Supplied information ▸

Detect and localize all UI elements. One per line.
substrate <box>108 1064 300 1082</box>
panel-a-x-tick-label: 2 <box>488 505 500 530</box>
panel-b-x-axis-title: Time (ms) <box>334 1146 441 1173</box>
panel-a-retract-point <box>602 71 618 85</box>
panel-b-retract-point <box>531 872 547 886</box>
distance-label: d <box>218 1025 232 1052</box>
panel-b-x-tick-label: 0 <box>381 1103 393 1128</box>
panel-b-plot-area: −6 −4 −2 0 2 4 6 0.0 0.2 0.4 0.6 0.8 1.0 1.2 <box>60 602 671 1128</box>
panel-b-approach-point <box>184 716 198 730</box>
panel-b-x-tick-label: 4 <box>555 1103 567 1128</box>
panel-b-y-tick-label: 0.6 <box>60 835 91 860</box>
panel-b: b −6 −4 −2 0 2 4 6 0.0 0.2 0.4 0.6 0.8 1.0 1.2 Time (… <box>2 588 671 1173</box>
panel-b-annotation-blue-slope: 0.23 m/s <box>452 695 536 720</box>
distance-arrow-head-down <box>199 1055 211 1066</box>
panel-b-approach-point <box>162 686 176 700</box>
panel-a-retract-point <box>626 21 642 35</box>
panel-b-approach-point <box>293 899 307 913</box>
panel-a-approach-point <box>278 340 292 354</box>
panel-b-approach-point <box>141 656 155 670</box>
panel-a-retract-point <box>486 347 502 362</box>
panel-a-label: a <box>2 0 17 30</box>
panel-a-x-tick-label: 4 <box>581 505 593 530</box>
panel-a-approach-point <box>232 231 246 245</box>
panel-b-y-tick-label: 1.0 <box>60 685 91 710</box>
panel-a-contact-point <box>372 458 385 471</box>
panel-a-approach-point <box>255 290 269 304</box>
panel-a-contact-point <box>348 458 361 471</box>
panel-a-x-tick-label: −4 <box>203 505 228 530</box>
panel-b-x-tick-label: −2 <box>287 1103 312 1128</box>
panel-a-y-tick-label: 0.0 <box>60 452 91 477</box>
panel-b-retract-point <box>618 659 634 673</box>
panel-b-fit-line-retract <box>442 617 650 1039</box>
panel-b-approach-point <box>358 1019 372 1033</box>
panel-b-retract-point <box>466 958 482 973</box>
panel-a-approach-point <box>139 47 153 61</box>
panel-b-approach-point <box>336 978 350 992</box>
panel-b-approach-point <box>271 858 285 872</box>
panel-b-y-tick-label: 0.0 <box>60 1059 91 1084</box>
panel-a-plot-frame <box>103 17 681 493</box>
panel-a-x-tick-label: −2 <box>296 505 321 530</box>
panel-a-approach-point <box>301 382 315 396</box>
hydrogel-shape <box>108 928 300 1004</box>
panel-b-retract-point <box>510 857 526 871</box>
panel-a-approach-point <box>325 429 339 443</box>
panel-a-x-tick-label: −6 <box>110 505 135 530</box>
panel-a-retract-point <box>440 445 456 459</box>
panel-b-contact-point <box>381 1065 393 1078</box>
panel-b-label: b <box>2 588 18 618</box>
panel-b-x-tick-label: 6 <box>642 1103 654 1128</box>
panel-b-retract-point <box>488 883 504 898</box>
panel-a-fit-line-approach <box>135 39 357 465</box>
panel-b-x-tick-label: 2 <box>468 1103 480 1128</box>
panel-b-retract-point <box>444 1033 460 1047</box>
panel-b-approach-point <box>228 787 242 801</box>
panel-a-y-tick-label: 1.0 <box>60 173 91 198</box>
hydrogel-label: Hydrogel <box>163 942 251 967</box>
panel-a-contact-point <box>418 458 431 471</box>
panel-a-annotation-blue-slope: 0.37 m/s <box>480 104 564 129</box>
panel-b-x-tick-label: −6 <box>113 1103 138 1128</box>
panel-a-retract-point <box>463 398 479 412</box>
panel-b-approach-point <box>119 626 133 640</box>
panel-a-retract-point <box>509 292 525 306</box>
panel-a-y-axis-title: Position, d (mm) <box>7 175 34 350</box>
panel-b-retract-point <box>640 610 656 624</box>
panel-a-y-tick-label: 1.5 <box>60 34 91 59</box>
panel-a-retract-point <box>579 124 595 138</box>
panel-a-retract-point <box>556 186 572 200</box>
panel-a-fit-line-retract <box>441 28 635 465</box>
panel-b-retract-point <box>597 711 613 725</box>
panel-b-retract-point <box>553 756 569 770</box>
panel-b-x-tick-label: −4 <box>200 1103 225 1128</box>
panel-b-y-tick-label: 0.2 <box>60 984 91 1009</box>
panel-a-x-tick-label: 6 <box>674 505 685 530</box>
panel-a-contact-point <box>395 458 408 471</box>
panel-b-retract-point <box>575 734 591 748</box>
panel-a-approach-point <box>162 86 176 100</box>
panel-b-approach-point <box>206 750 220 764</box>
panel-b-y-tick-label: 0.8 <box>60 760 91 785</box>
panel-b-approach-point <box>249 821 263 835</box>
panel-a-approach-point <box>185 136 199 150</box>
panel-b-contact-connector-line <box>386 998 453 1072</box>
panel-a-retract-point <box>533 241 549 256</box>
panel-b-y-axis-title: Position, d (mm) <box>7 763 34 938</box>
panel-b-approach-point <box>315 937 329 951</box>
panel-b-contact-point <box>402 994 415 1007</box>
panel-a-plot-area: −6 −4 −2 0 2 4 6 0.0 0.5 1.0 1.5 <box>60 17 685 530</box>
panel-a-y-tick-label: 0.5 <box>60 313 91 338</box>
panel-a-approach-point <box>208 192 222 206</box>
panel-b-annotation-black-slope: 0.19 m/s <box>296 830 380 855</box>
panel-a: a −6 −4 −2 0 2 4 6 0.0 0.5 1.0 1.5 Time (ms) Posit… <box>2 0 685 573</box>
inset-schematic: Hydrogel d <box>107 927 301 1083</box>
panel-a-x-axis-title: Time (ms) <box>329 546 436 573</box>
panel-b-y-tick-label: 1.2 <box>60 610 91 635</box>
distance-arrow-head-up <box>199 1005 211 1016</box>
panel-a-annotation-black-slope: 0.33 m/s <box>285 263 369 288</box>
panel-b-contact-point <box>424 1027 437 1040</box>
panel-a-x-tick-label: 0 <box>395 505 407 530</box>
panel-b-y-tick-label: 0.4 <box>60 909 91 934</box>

Task details ▸
Can you print all of the entries above again, line for line, with nothing altered?

Written response ▸
Detect and localize all UI elements. One per line.
substrate <box>108 1064 300 1082</box>
panel-a-x-tick-label: 2 <box>488 505 500 530</box>
panel-b-x-axis-title: Time (ms) <box>334 1146 441 1173</box>
panel-a-retract-point <box>602 71 618 85</box>
panel-b-retract-point <box>531 872 547 886</box>
distance-label: d <box>218 1025 232 1052</box>
panel-b-x-tick-label: 0 <box>381 1103 393 1128</box>
panel-b-plot-area: −6 −4 −2 0 2 4 6 0.0 0.2 0.4 0.6 0.8 1.0 1.2 <box>60 602 671 1128</box>
panel-b-approach-point <box>184 716 198 730</box>
panel-b-x-tick-label: 4 <box>555 1103 567 1128</box>
panel-b-y-tick-label: 0.6 <box>60 835 91 860</box>
panel-b: b −6 −4 −2 0 2 4 6 0.0 0.2 0.4 0.6 0.8 1.0 1.2 Time (… <box>2 588 671 1173</box>
panel-b-annotation-blue-slope: 0.23 m/s <box>452 695 536 720</box>
distance-arrow-head-down <box>199 1055 211 1066</box>
panel-b-approach-point <box>162 686 176 700</box>
panel-a-retract-point <box>626 21 642 35</box>
panel-b-approach-point <box>293 899 307 913</box>
panel-a-approach-point <box>278 340 292 354</box>
panel-b-approach-point <box>141 656 155 670</box>
panel-a-retract-point <box>486 347 502 362</box>
panel-a-label: a <box>2 0 17 30</box>
panel-a-x-tick-label: 4 <box>581 505 593 530</box>
panel-a-approach-point <box>232 231 246 245</box>
panel-b-y-tick-label: 1.0 <box>60 685 91 710</box>
panel-a-contact-point <box>372 458 385 471</box>
panel-a-approach-point <box>255 290 269 304</box>
panel-a-contact-point <box>348 458 361 471</box>
panel-a-x-tick-label: −4 <box>203 505 228 530</box>
panel-b-x-tick-label: −2 <box>287 1103 312 1128</box>
panel-a-y-tick-label: 0.0 <box>60 452 91 477</box>
panel-b-retract-point <box>618 659 634 673</box>
panel-b-fit-line-retract <box>442 617 650 1039</box>
panel-b-approach-point <box>358 1019 372 1033</box>
panel-b-retract-point <box>466 958 482 973</box>
panel-a-approach-point <box>139 47 153 61</box>
panel-b-approach-point <box>336 978 350 992</box>
panel-b-approach-point <box>271 858 285 872</box>
panel-b-y-tick-label: 0.0 <box>60 1059 91 1084</box>
panel-a-plot-frame <box>103 17 681 493</box>
panel-a-x-tick-label: −2 <box>296 505 321 530</box>
panel-a-approach-point <box>301 382 315 396</box>
hydrogel-shape <box>108 928 300 1004</box>
panel-b-retract-point <box>510 857 526 871</box>
panel-a-approach-point <box>325 429 339 443</box>
panel-a-x-tick-label: −6 <box>110 505 135 530</box>
panel-a-retract-point <box>440 445 456 459</box>
panel-b-contact-point <box>381 1065 393 1078</box>
panel-b-label: b <box>2 588 18 618</box>
panel-b-x-tick-label: 6 <box>642 1103 654 1128</box>
panel-b-retract-point <box>488 883 504 898</box>
panel-a-fit-line-approach <box>135 39 357 465</box>
panel-b-x-tick-label: 2 <box>468 1103 480 1128</box>
panel-b-retract-point <box>444 1033 460 1047</box>
panel-b-approach-point <box>228 787 242 801</box>
panel-a-y-tick-label: 1.0 <box>60 173 91 198</box>
hydrogel-label: Hydrogel <box>163 942 251 967</box>
panel-a-contact-point <box>418 458 431 471</box>
panel-a-annotation-blue-slope: 0.37 m/s <box>480 104 564 129</box>
panel-b-x-tick-label: −6 <box>113 1103 138 1128</box>
panel-a-retract-point <box>463 398 479 412</box>
panel-b-approach-point <box>119 626 133 640</box>
panel-a-retract-point <box>509 292 525 306</box>
panel-a-y-axis-title: Position, d (mm) <box>7 175 34 350</box>
panel-b-retract-point <box>640 610 656 624</box>
panel-a-y-tick-label: 1.5 <box>60 34 91 59</box>
panel-a-retract-point <box>579 124 595 138</box>
panel-a-retract-point <box>556 186 572 200</box>
panel-a-fit-line-retract <box>441 28 635 465</box>
panel-b-retract-point <box>597 711 613 725</box>
panel-b-retract-point <box>553 756 569 770</box>
panel-b-x-tick-label: −4 <box>200 1103 225 1128</box>
panel-b-y-tick-label: 0.2 <box>60 984 91 1009</box>
panel-a-x-tick-label: 6 <box>674 505 685 530</box>
panel-a-contact-point <box>395 458 408 471</box>
panel-b-retract-point <box>575 734 591 748</box>
panel-a-approach-point <box>162 86 176 100</box>
panel-b-approach-point <box>206 750 220 764</box>
panel-b-y-tick-label: 0.8 <box>60 760 91 785</box>
panel-b-approach-point <box>249 821 263 835</box>
panel-a-approach-point <box>185 136 199 150</box>
panel-b-contact-connector-line <box>386 998 453 1072</box>
panel-a-retract-point <box>533 241 549 256</box>
panel-b-y-axis-title: Position, d (mm) <box>7 763 34 938</box>
panel-b-approach-point <box>315 937 329 951</box>
panel-b-contact-point <box>402 994 415 1007</box>
panel-a-plot-area: −6 −4 −2 0 2 4 6 0.0 0.5 1.0 1.5 <box>60 17 685 530</box>
panel-a-y-tick-label: 0.5 <box>60 313 91 338</box>
panel-a-approach-point <box>208 192 222 206</box>
panel-b-annotation-black-slope: 0.19 m/s <box>296 830 380 855</box>
panel-a: a −6 −4 −2 0 2 4 6 0.0 0.5 1.0 1.5 Time (ms) Posit… <box>2 0 685 573</box>
inset-schematic: Hydrogel d <box>107 927 301 1083</box>
panel-a-x-axis-title: Time (ms) <box>329 546 436 573</box>
panel-b-y-tick-label: 1.2 <box>60 610 91 635</box>
distance-arrow-head-up <box>199 1005 211 1016</box>
panel-a-annotation-black-slope: 0.33 m/s <box>285 263 369 288</box>
panel-b-contact-point <box>424 1027 437 1040</box>
panel-a-x-tick-label: 0 <box>395 505 407 530</box>
panel-b-y-tick-label: 0.4 <box>60 909 91 934</box>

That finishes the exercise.